• _Work to do_
The listing below must be repeated word for word, with its images excluded.

• _Record set_

= = = =

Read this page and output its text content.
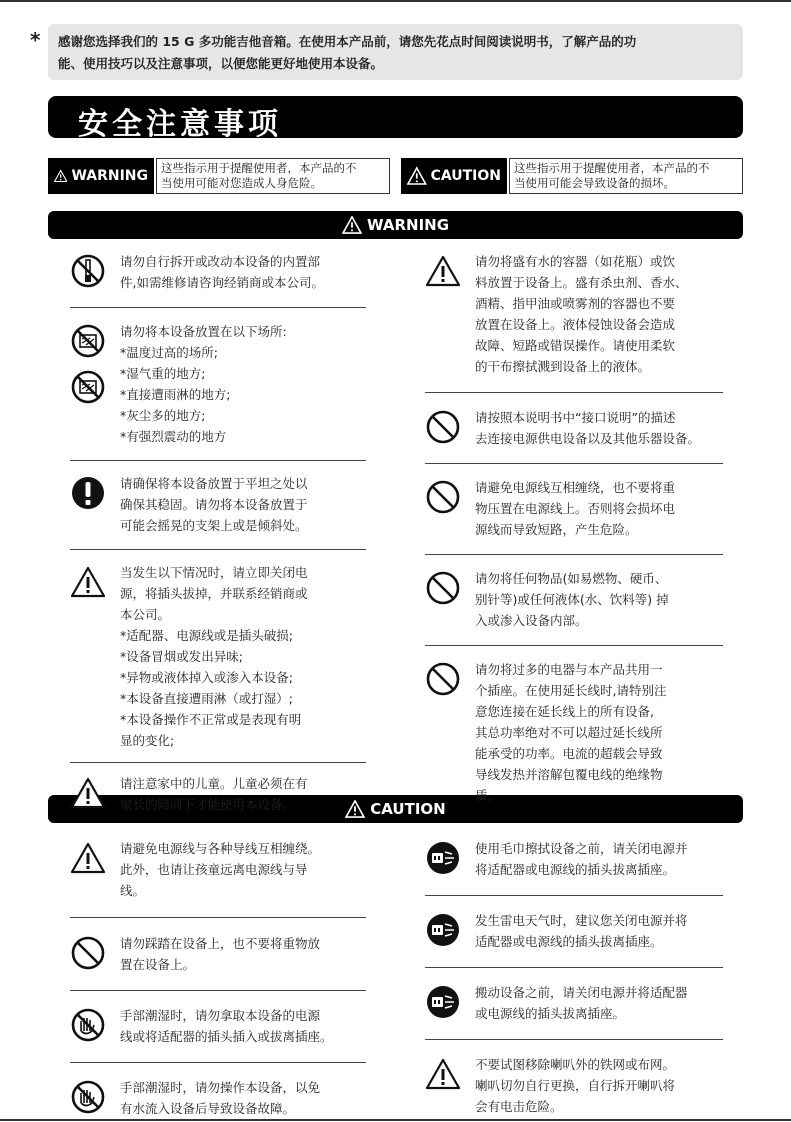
* 感谢您选择我们的 15 G 多功能吉他音箱。在使用本产品前，请您先花点时间阅读说明书，了解产品的功
能、使用技巧以及注意事项，以便您能更好地使用本设备。
安全注意事项
WARNING 这些指示用于提醒使用者，本产品的不
当使用可能对您造成人身危险。	CAUTION 这些指示用于提醒使用者，本产品的不
当使用可能会导致设备的损坏。
WARNING
CAUTION
请勿自行拆开或改动本设备的内置部
件,如需维修请咨询经销商或本公司。
请勿将本设备放置在以下场所:
*温度过高的场所;
*湿气重的地方;
*直接遭雨淋的地方;
*灰尘多的地方;
*有强烈震动的地方
请确保将本设备放置于平坦之处以
确保其稳固。请勿将本设备放置于
可能会摇晃的支架上或是倾斜处。
当发生以下情况时，请立即关闭电
源，将插头拔掉，并联系经销商或
本公司。
*适配器、电源线或是插头破损;
*设备冒烟或发出异味;
*异物或液体掉入或渗入本设备;
*本设备直接遭雨淋（或打湿）;
*本设备操作不正常或是表现有明
显的变化;
请注意家中的儿童。儿童必须在有
家长的陪同下才能使用本设备。
请勿将盛有水的容器（如花瓶）或饮
料放置于设备上。盛有杀虫剂、香水、
酒精、指甲油或喷雾剂的容器也不要
放置在设备上。液体侵蚀设备会造成
故障、短路或错误操作。请使用柔软
的干布擦拭溅到设备上的液体。
请按照本说明书中“接口说明”的描述
去连接电源供电设备以及其他乐器设备。
请避免电源线互相缠绕，也不要将重
物压置在电源线上。否则将会损坏电
源线而导致短路，产生危险。
请勿将任何物品(如易燃物、硬币、
别针等)或任何液体(水、饮料等) 掉
入或渗入设备内部。
请勿将过多的电器与本产品共用一
个插座。在使用延长线时,请特别注
意您连接在延长线上的所有设备,
其总功率绝对不可以超过延长线所
能承受的功率。电流的超载会导致
导线发热并溶解包覆电线的绝缘物
质。
请避免电源线与各种导线互相缠绕。
此外，也请让孩童远离电源线与导
线。
请勿踩踏在设备上，也不要将重物放
置在设备上。
手部潮湿时，请勿拿取本设备的电源
线或将适配器的插头插入或拔离插座。
手部潮湿时，请勿操作本设备，以免
有水流入设备后导致设备故障。
使用毛巾擦拭设备之前，请关闭电源并
将适配器或电源线的插头拔离插座。
发生雷电天气时，建议您关闭电源并将
适配器或电源线的插头拔离插座。
搬动设备之前，请关闭电源并将适配器
或电源线的插头拔离插座。
不要试图移除喇叭外的铁网或布网。
喇叭切勿自行更换，自行拆开喇叭将
会有电击危险。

= = = =

• _Complete output_
Read this page and output its text content.
* 感谢您选择我们的 15 G 多功能吉他音箱。在使用本产品前，请您先花点时间阅读说明书，了解产品的功
能、使用技巧以及注意事项，以便您能更好地使用本设备。
安全注意事项
WARNING 这些指示用于提醒使用者，本产品的不
当使用可能对您造成人身危险。	CAUTION 这些指示用于提醒使用者，本产品的不
当使用可能会导致设备的损坏。
WARNING
CAUTION
请勿自行拆开或改动本设备的内置部
件,如需维修请咨询经销商或本公司。
请勿将本设备放置在以下场所:
*温度过高的场所;
*湿气重的地方;
*直接遭雨淋的地方;
*灰尘多的地方;
*有强烈震动的地方
请确保将本设备放置于平坦之处以
确保其稳固。请勿将本设备放置于
可能会摇晃的支架上或是倾斜处。
当发生以下情况时，请立即关闭电
源，将插头拔掉，并联系经销商或
本公司。
*适配器、电源线或是插头破损;
*设备冒烟或发出异味;
*异物或液体掉入或渗入本设备;
*本设备直接遭雨淋（或打湿）;
*本设备操作不正常或是表现有明
显的变化;
请注意家中的儿童。儿童必须在有
家长的陪同下才能使用本设备。
请勿将盛有水的容器（如花瓶）或饮
料放置于设备上。盛有杀虫剂、香水、
酒精、指甲油或喷雾剂的容器也不要
放置在设备上。液体侵蚀设备会造成
故障、短路或错误操作。请使用柔软
的干布擦拭溅到设备上的液体。
请按照本说明书中“接口说明”的描述
去连接电源供电设备以及其他乐器设备。
请避免电源线互相缠绕，也不要将重
物压置在电源线上。否则将会损坏电
源线而导致短路，产生危险。
请勿将任何物品(如易燃物、硬币、
别针等)或任何液体(水、饮料等) 掉
入或渗入设备内部。
请勿将过多的电器与本产品共用一
个插座。在使用延长线时,请特别注
意您连接在延长线上的所有设备,
其总功率绝对不可以超过延长线所
能承受的功率。电流的超载会导致
导线发热并溶解包覆电线的绝缘物
质。
请避免电源线与各种导线互相缠绕。
此外，也请让孩童远离电源线与导
线。
请勿踩踏在设备上，也不要将重物放
置在设备上。
手部潮湿时，请勿拿取本设备的电源
线或将适配器的插头插入或拔离插座。
手部潮湿时，请勿操作本设备，以免
有水流入设备后导致设备故障。
使用毛巾擦拭设备之前，请关闭电源并
将适配器或电源线的插头拔离插座。
发生雷电天气时，建议您关闭电源并将
适配器或电源线的插头拔离插座。
搬动设备之前，请关闭电源并将适配器
或电源线的插头拔离插座。
不要试图移除喇叭外的铁网或布网。
喇叭切勿自行更换，自行拆开喇叭将
会有电击危险。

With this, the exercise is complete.